## WORK TO DO
Change every "expression" to "formula" in the lines from the one containing "staticText: powered by" down to the one containing "button[interactable]: Add expression", and write out only those lines, leaving everything else in them unchanged.
** begin RAW DATA **
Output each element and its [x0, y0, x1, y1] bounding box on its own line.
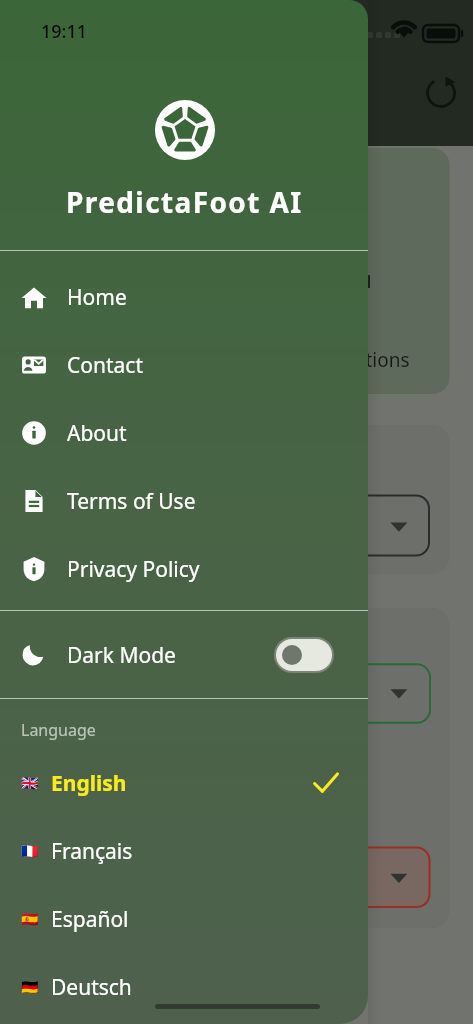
staticText: Home: [67, 283, 127, 312]
button[interactable]: 🇬🇧: [0, 749, 368, 817]
button[interactable]: About: [0, 399, 368, 467]
button[interactable]: Home: [0, 263, 368, 331]
button[interactable]: 🇫🇷: [0, 817, 368, 885]
button[interactable]: Contact: [0, 331, 368, 399]
staticText: 🇩🇪: [21, 979, 39, 995]
button[interactable]: Terms of Use: [0, 467, 368, 535]
staticText: Privacy Policy: [67, 555, 200, 584]
staticText: English: [51, 769, 127, 798]
staticText: Español: [51, 905, 129, 934]
staticText: Dark Mode: [67, 641, 176, 670]
staticText: Terms of Use: [67, 487, 196, 516]
staticText: Language: [21, 719, 96, 741]
button[interactable]: 🇪🇸: [0, 885, 368, 953]
button[interactable]: Toggle dark mode: [274, 637, 334, 673]
staticText: About: [67, 419, 127, 448]
staticText: 🇫🇷: [21, 843, 39, 859]
staticText: 🇬🇧: [21, 775, 39, 791]
staticText: Predictions: [310, 347, 410, 373]
staticText: PredictaFoot AI: [66, 183, 303, 221]
button[interactable]: 🇩🇪: [0, 953, 368, 1021]
staticText: 🇪🇸: [21, 911, 39, 927]
button[interactable]: Privacy Policy: [0, 535, 368, 603]
button[interactable]: Dark Mode: [0, 615, 368, 695]
staticText: Français: [51, 837, 133, 866]
staticText: 19:11: [41, 19, 88, 44]
staticText: Deutsch: [51, 973, 132, 1002]
staticText: Contact: [67, 351, 143, 380]
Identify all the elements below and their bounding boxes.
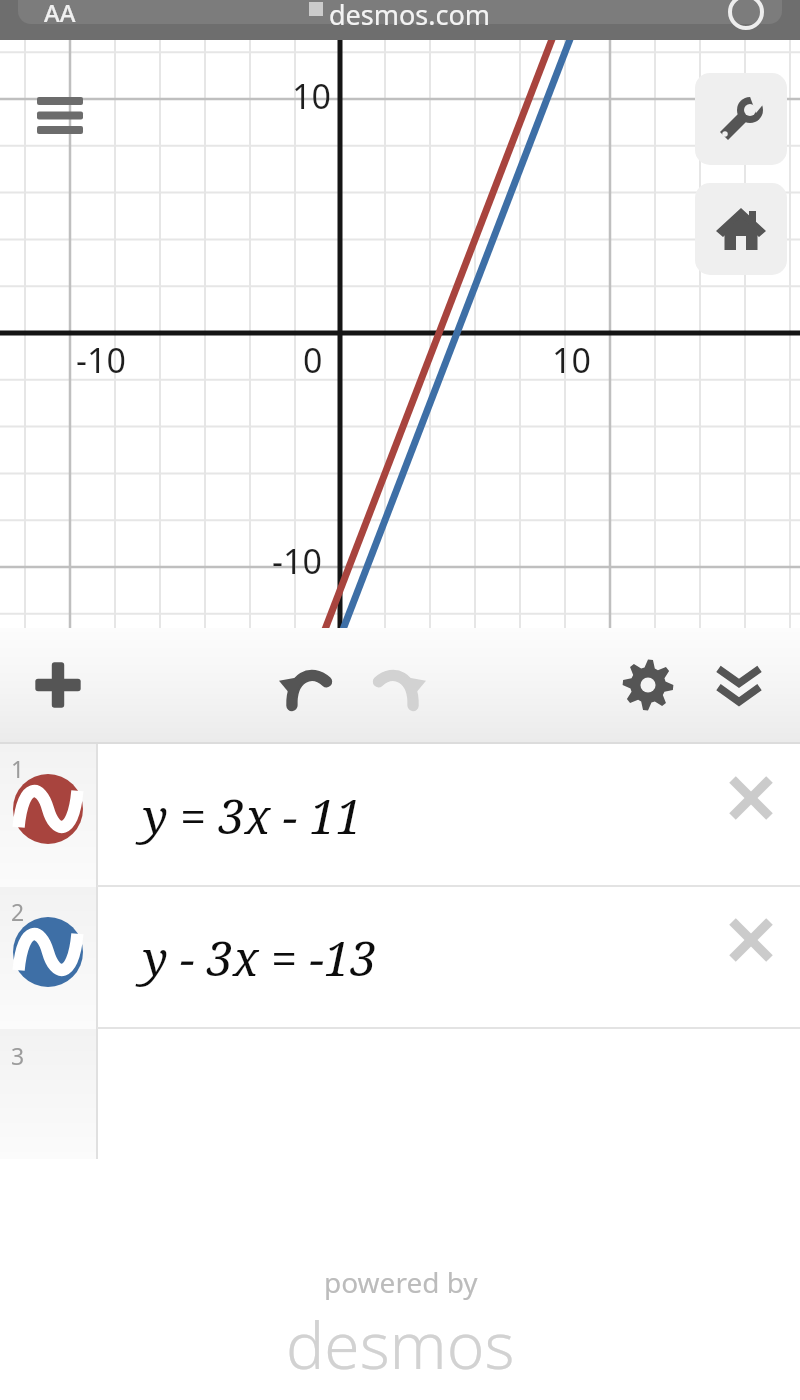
staticText: powered by bbox=[324, 1263, 478, 1301]
button[interactable]: Delete expression 1 bbox=[718, 765, 784, 831]
button[interactable]: Graph settings bbox=[695, 73, 787, 165]
button[interactable]: Add expression bbox=[26, 628, 90, 742]
button[interactable]: Collapse keypad bbox=[707, 628, 771, 742]
staticText: y − 3x = −13 bbox=[143, 926, 377, 990]
button[interactable]: Home bbox=[695, 183, 787, 275]
staticText: 0 bbox=[303, 337, 323, 383]
staticText: 10 bbox=[552, 337, 591, 383]
button[interactable]: Redo bbox=[367, 628, 431, 742]
staticText: desmos.com bbox=[329, 0, 491, 33]
staticText: y = 3x − 11 bbox=[143, 784, 363, 848]
staticText: 3 bbox=[11, 1040, 25, 1071]
button[interactable]: Delete expression 2 bbox=[718, 907, 784, 973]
button[interactable]: Undo bbox=[274, 628, 338, 742]
button[interactable]: Menu bbox=[30, 92, 92, 142]
staticText: desmos bbox=[286, 1301, 515, 1388]
staticText: 10 bbox=[292, 73, 331, 119]
staticText: 2 bbox=[11, 896, 25, 927]
staticText: -10 bbox=[76, 337, 126, 383]
button[interactable]: Settings bbox=[616, 628, 680, 742]
button[interactable]: 3 bbox=[0, 1029, 800, 1159]
staticText: -10 bbox=[272, 538, 322, 584]
staticText: 1 bbox=[11, 753, 25, 784]
button[interactable]: 1 bbox=[0, 744, 800, 887]
staticText: AA bbox=[44, 0, 76, 29]
button[interactable]: 2 bbox=[0, 887, 800, 1029]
** end RAW DATA **
## FINISHED EXERCISE
staticText: powered by bbox=[324, 1263, 478, 1301]
button[interactable]: Delete formula 1 bbox=[718, 765, 784, 831]
button[interactable]: Graph settings bbox=[695, 73, 787, 165]
button[interactable]: Add formula bbox=[26, 628, 90, 742]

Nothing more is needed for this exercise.